§ **STATED PROBLEM A**:
Lay out every line of the records that follow the forum thread as a Markdown table with the columns "Row" and "Line," numbering the rows in order and omitting blank lines.

=== READING PASSAGE ===

'Can't SSH into RancherOS which is installed in iohyve in FreeNAS within a virtual machine
I'm preparing for a Server upgrade, but before doing so I want to have a dry-run within a VM first.
I'm running Linux Mint on a laptop. Currently I have FreeNAS v9.10.2-U6 installed within QEMU and RancherOS v1.5.6 installed into a VM via iohyve.
[laptop]
|_ [QEMU]
|_ [FreeNAS]
|_ [iohyve]
|_ [RancherOS]
I'm able to SSH into FreeNAS with no problem, but I can't SSH into Rancher. When trying to connect to Rancher it eventually times out. When I run the ssh
command with -vvv
it seems to hang on debug1: Connecting to <RANCHER_IP> [<RANCHER_IP>] port 22.
before eventually timing out.
This is what I've tried so far:
- Verified the Rancher VM is reachable from the Host via
ping <RANCHER_IP>
- Verified sshd is running in the Rancher VM
ps -ef | grep sshd
- Verified the SSH port is being listened to in the Rancher VM
netstat -nl | grep :22
- Checked my
iptables
rules on the Host and Guest and there doesn't appear to be a rule that would be blocking communication.
This is my first time dealing with networking within nested VM's so I'm not certain if there's something simple I'm missing. I look forward to any insight the community may have.

=== INPUT DATA ===

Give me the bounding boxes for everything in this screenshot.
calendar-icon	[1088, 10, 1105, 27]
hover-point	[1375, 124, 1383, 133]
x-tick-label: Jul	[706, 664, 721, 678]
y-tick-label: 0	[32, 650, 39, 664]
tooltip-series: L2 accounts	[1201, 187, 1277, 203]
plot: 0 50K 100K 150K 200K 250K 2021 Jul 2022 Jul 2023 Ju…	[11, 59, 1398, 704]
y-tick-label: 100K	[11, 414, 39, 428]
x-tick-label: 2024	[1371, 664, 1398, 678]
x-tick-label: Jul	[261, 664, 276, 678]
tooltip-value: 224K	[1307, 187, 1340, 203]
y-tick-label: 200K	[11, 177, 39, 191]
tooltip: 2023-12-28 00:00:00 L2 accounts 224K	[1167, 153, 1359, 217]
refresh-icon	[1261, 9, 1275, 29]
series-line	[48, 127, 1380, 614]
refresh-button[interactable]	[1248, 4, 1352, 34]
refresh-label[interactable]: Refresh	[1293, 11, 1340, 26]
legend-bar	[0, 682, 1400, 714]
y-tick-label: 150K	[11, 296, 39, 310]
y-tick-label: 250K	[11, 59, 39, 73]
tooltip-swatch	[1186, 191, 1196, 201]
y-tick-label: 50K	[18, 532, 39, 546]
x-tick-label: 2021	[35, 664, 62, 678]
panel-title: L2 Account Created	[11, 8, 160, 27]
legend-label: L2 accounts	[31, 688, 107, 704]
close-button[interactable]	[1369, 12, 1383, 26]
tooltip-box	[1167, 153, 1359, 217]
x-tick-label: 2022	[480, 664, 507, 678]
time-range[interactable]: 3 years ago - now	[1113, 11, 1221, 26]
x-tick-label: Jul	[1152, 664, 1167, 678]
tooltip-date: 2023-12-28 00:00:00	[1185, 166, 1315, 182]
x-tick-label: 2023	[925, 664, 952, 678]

===

§ **STATED PROBLEM B**:
According to the forum thread about SSH access to RancherOS, which version of FreeNAS is installed within QEMU?

§ **EXERCISE RESPONSE A**:
| Row | Line |
|---|---|
| 1 | Give me the bounding boxes for everything in this screenshot. |
| 2 | calendar-icon	[1088, 10, 1105, 27] |
| 3 | hover-point	[1375, 124, 1383, 133] |
| 4 | x-tick-label: Jul	[706, 664, 721, 678] |
| 5 | y-tick-label: 0	[32, 650, 39, 664] |
| 6 | tooltip-series: L2 accounts	[1201, 187, 1277, 203] |
| 7 | plot: 0 50K 100K 150K 200K 250K 2021 Jul 2022 Jul 2023 Ju…	[11, 59, 1398, 704] |
| 8 | y-tick-label: 100K	[11, 414, 39, 428] |
| 9 | x-tick-label: 2024	[1371, 664, 1398, 678] |
| 10 | x-tick-label: Jul	[261, 664, 276, 678] |
| 11 | tooltip-value: 224K	[1307, 187, 1340, 203] |
| 12 | y-tick-label: 200K	[11, 177, 39, 191] |
| 13 | tooltip: 2023-12-28 00:00:00 L2 accounts 224K	[1167, 153, 1359, 217] |
| 14 | refresh-icon	[1261, 9, 1275, 29] |
| 15 | series-line	[48, 127, 1380, 614] |
| 16 | refresh-button[interactable]	[1248, 4, 1352, 34] |
| 17 | refresh-label[interactable]: Refresh	[1293, 11, 1340, 26] |
| 18 | legend-bar	[0, 682, 1400, 714] |
| 19 | y-tick-label: 150K	[11, 296, 39, 310] |
| 20 | y-tick-label: 250K	[11, 59, 39, 73] |
| 21 | tooltip-swatch	[1186, 191, 1196, 201] |
| 22 | y-tick-label: 50K	[18, 532, 39, 546] |
| 23 | x-tick-label: 2021	[35, 664, 62, 678] |
| 24 | panel-title: L2 Account Created	[11, 8, 160, 27] |
| 25 | legend-label: L2 accounts	[31, 688, 107, 704] |
| 26 | close-button[interactable]	[1369, 12, 1383, 26] |
| 27 | tooltip-box	[1167, 153, 1359, 217] |
| 28 | x-tick-label: 2022	[480, 664, 507, 678] |
| 29 | time-range[interactable]: 3 years ago - now	[1113, 11, 1221, 26] |
| 30 | x-tick-label: Jul	[1152, 664, 1167, 678] |
| 31 | tooltip-date: 2023-12-28 00:00:00	[1185, 166, 1315, 182] |
| 32 | x-tick-label: 2023	[925, 664, 952, 678] |

§ **EXERCISE RESPONSE B**:
FreeNAS v9.10.2-U6